— SHORT TASK —
Using the data below, determine the number of lines that include the string "required". Write only that number.

(Collected data)
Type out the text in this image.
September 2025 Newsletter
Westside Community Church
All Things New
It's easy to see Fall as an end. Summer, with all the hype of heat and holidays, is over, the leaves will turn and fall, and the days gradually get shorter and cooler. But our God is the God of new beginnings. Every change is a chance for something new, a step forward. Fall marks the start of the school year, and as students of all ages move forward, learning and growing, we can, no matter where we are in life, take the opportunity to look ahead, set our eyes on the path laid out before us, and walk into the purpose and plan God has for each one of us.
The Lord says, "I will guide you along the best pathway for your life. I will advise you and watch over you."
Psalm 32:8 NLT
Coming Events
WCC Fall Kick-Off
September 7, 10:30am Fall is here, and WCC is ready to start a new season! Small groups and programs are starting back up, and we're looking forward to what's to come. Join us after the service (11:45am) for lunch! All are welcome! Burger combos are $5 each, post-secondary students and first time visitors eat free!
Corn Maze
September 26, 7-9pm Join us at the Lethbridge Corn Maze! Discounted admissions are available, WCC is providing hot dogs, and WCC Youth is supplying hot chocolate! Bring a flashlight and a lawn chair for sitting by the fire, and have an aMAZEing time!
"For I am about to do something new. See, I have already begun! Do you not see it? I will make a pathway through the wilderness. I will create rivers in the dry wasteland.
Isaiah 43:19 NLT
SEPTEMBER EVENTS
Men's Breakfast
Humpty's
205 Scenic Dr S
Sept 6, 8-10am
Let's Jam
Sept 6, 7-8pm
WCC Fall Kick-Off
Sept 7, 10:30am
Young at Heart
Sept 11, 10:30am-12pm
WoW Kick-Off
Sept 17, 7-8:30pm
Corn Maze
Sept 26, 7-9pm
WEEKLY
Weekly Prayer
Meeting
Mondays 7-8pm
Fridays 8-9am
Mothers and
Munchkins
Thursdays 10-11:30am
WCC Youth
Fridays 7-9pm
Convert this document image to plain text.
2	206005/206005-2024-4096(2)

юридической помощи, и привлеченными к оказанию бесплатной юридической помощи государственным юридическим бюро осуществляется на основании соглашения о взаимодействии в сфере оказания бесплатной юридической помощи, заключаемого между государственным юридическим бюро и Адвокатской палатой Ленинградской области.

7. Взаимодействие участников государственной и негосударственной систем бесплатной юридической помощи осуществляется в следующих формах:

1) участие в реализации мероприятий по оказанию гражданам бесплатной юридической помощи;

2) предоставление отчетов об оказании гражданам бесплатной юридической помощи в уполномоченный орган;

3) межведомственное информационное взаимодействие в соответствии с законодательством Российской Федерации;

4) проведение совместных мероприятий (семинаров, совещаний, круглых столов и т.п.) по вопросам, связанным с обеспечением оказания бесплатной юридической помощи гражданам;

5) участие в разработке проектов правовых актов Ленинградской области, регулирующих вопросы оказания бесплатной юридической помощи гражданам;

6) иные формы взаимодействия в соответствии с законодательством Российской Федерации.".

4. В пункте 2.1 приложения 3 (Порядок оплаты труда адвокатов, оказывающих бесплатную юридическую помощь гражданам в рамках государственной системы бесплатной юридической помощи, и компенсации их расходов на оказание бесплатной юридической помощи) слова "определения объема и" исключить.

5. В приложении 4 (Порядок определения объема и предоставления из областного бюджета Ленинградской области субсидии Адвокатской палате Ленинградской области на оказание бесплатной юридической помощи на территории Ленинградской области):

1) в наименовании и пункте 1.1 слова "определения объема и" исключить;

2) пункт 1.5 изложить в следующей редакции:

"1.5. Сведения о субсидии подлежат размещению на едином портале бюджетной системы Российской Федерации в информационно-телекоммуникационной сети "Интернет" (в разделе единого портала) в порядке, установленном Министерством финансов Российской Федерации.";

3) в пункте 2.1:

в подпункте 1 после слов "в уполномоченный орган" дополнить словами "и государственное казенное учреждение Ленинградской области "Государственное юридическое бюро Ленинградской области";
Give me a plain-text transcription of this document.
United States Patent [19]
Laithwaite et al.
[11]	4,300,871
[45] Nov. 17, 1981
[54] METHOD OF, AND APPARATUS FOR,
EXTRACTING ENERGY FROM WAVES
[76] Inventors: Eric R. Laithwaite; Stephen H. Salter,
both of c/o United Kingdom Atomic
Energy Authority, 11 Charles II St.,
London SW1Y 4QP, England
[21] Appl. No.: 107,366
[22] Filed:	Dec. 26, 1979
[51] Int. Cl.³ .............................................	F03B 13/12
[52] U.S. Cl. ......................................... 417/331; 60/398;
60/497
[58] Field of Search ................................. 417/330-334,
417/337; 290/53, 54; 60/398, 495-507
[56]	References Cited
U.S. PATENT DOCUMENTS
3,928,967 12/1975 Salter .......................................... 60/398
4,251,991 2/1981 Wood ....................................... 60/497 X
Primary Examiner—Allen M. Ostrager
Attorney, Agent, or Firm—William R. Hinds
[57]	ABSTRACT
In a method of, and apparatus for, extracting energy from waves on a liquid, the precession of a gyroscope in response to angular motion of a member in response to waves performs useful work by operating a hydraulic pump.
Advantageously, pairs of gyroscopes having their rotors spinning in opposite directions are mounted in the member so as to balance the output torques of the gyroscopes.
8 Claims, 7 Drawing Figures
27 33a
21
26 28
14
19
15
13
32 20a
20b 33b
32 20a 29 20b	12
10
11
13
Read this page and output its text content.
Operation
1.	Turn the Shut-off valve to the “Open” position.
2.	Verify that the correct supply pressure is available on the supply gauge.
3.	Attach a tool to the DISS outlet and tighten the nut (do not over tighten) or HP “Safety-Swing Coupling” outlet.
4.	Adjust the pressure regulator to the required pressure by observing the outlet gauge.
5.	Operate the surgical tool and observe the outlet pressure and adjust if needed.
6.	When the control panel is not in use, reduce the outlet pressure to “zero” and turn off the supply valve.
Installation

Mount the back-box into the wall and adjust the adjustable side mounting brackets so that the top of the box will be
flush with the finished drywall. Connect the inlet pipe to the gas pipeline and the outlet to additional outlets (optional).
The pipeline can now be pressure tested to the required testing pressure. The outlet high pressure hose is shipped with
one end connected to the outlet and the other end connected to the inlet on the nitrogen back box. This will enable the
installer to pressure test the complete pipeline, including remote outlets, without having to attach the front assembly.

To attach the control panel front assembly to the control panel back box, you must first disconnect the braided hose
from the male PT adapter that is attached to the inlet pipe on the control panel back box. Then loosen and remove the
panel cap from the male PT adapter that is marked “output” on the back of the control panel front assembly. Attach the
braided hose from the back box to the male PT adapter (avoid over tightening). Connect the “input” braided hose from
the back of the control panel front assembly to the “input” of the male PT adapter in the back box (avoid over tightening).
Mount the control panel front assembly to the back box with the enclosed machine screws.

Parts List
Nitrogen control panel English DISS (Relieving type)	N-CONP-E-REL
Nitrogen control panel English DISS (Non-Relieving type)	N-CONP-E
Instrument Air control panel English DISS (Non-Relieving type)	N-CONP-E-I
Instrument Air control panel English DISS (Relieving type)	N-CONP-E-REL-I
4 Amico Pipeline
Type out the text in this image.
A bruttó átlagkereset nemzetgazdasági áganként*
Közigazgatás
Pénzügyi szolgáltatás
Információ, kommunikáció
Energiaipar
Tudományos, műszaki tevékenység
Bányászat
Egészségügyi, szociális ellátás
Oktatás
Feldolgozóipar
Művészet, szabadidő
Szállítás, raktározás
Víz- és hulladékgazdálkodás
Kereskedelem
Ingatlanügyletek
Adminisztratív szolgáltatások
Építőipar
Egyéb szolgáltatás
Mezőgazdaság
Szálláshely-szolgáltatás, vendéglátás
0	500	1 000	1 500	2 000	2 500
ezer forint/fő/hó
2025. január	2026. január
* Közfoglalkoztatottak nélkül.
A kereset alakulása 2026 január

— RESPONSE TO THE EXERCISE —
2